### What is being asked
Return the entries below in their exact form, leaving the pictures out.
[begin Stored records]
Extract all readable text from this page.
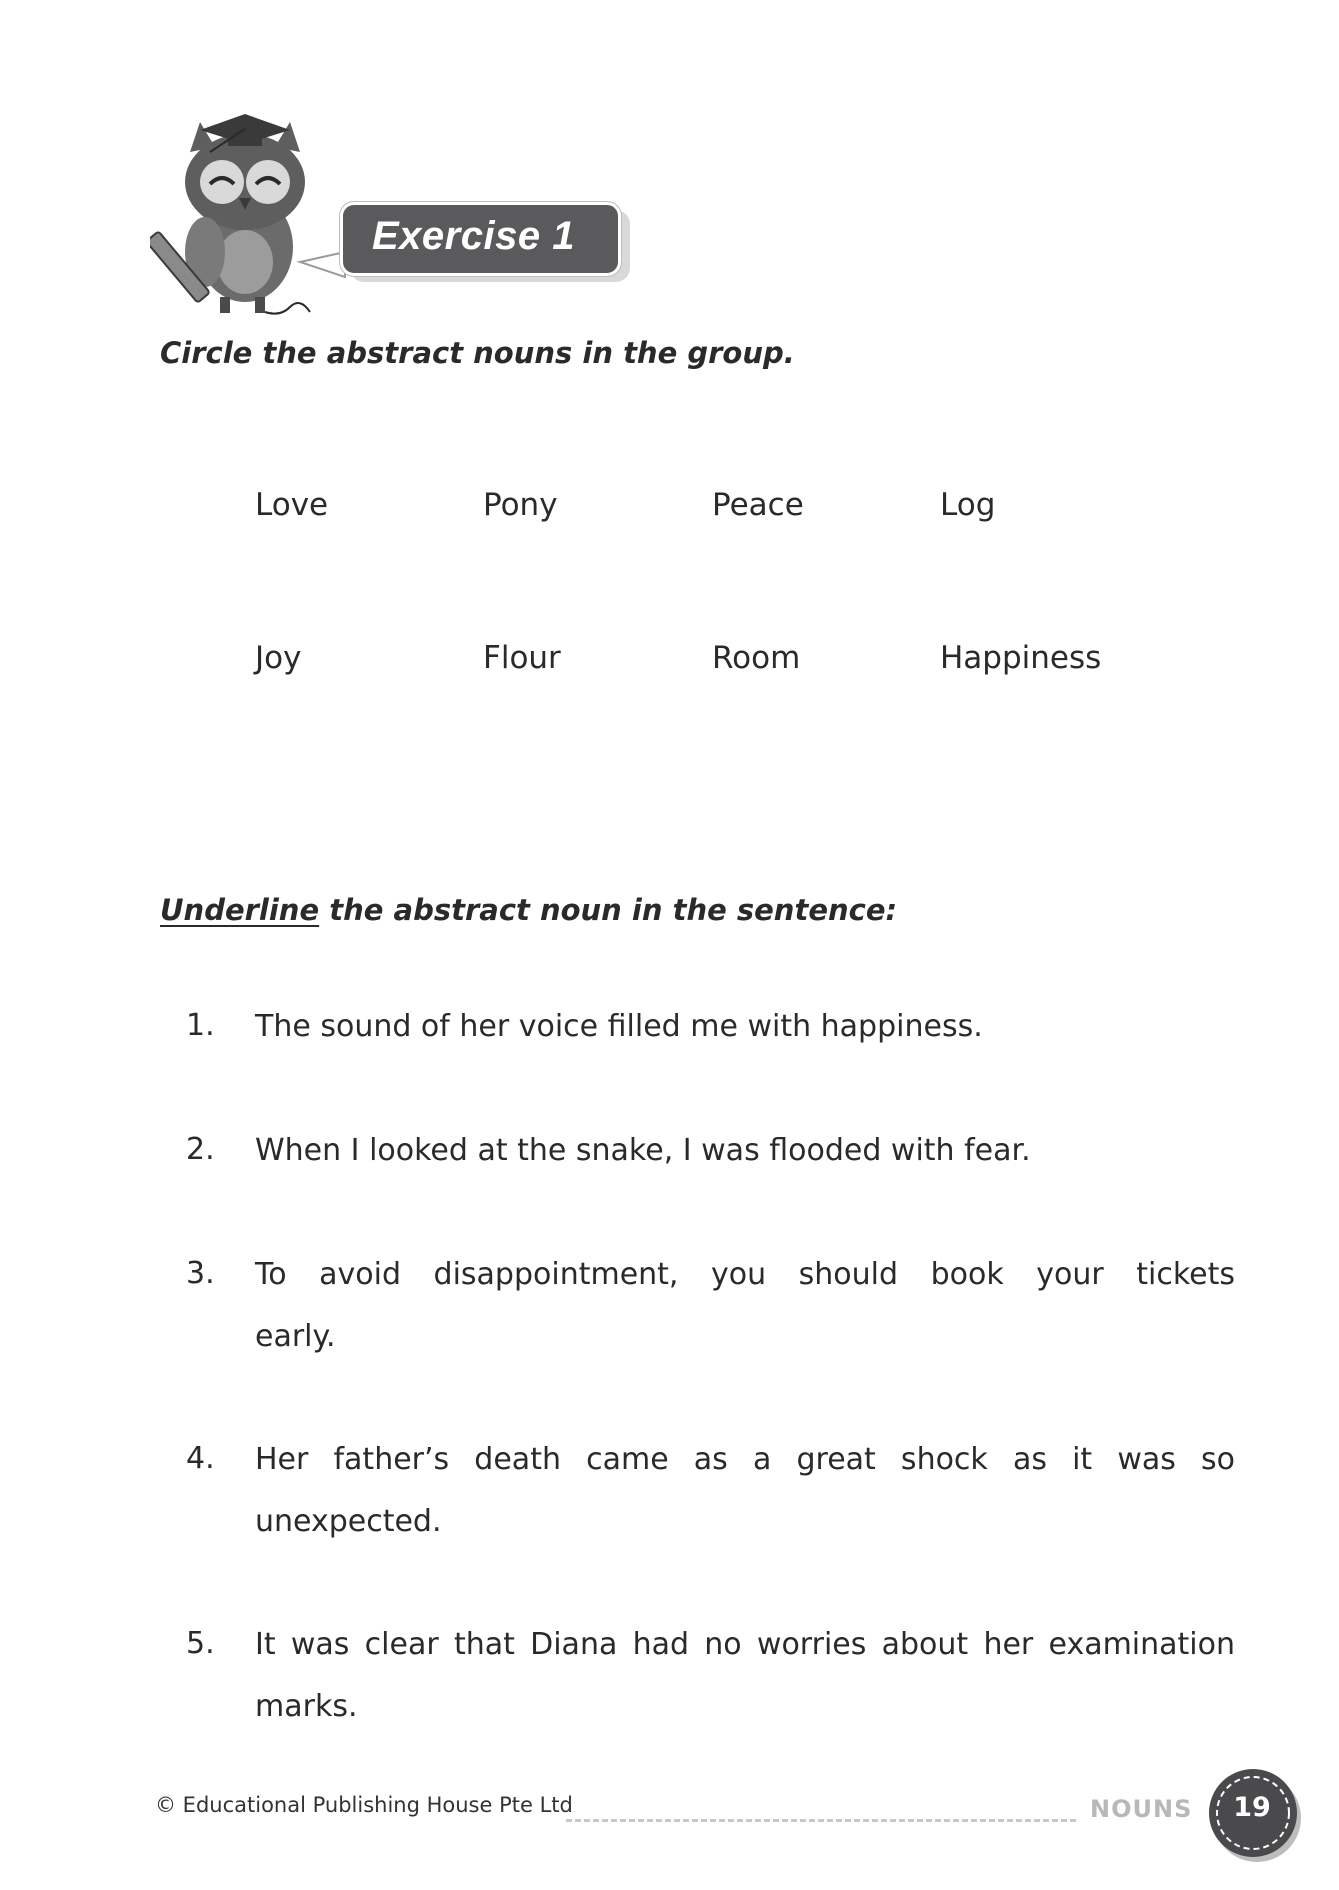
Exercise 1
Circle the abstract nouns in the group.
Love	Pony	Peace	Log
Joy	Flour	Room	Happiness
Underline the abstract noun in the sentence:
1. The sound of her voice filled me with happiness.
2. When I looked at the snake, I was flooded with fear.
3. To avoid disappointment, you should book your tickets
early.
4. Her father’s death came as a great shock as it was so
unexpected.
5. It was clear that Diana had no worries about her examination
marks.
© Educational Publishing House Pte Ltd	NOUNS	19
[end Stored records]
### Answer
Extract all readable text from this page.
Exercise 1
Circle the abstract nouns in the group.
Love	Pony	Peace	Log
Joy	Flour	Room	Happiness
Underline the abstract noun in the sentence:
1. The sound of her voice filled me with happiness.
2. When I looked at the snake, I was flooded with fear.
3. To avoid disappointment, you should book your tickets
early.
4. Her father’s death came as a great shock as it was so
unexpected.
5. It was clear that Diana had no worries about her examination
marks.
© Educational Publishing House Pte Ltd	NOUNS	19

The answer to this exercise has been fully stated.